**Task**
All of the records listed below should be retyped exactly.
++++
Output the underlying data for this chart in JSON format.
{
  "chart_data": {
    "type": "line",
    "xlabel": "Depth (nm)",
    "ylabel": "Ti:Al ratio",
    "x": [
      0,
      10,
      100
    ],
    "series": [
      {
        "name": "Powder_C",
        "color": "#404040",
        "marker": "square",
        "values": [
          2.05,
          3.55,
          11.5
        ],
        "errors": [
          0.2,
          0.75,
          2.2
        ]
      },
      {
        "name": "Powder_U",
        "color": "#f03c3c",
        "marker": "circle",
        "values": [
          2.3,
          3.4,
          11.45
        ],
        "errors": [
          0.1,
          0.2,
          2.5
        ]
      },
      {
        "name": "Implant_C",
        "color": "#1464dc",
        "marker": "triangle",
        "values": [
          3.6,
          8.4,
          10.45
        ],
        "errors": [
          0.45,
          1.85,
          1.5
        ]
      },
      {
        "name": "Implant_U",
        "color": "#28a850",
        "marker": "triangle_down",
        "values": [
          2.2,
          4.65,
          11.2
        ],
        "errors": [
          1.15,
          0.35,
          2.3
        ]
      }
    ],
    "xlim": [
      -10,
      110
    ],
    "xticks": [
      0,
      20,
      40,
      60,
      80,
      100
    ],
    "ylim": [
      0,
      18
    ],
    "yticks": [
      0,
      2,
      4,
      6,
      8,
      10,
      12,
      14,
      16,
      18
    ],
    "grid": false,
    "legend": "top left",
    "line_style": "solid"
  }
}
++++
**Right answer**
Output the underlying data for this chart in JSON format.
{
  "chart_data": {
    "type": "line",
    "xlabel": "Depth (nm)",
    "ylabel": "Ti:Al ratio",
    "x": [
      0,
      10,
      100
    ],
    "series": [
      {
        "name": "Powder_C",
        "color": "#404040",
        "marker": "square",
        "values": [
          2.05,
          3.55,
          11.5
        ],
        "errors": [
          0.2,
          0.75,
          2.2
        ]
      },
      {
        "name": "Powder_U",
        "color": "#f03c3c",
        "marker": "circle",
        "values": [
          2.3,
          3.4,
          11.45
        ],
        "errors": [
          0.1,
          0.2,
          2.5
        ]
      },
      {
        "name": "Implant_C",
        "color": "#1464dc",
        "marker": "triangle",
        "values": [
          3.6,
          8.4,
          10.45
        ],
        "errors": [
          0.45,
          1.85,
          1.5
        ]
      },
      {
        "name": "Implant_U",
        "color": "#28a850",
        "marker": "triangle_down",
        "values": [
          2.2,
          4.65,
          11.2
        ],
        "errors": [
          1.15,
          0.35,
          2.3
        ]
      }
    ],
    "xlim": [
      -10,
      110
    ],
    "xticks": [
      0,
      20,
      40,
      60,
      80,
      100
    ],
    "ylim": [
      0,
      18
    ],
    "yticks": [
      0,
      2,
      4,
      6,
      8,
      10,
      12,
      14,
      16,
      18
    ],
    "grid": false,
    "legend": "top left",
    "line_style": "solid"
  }
}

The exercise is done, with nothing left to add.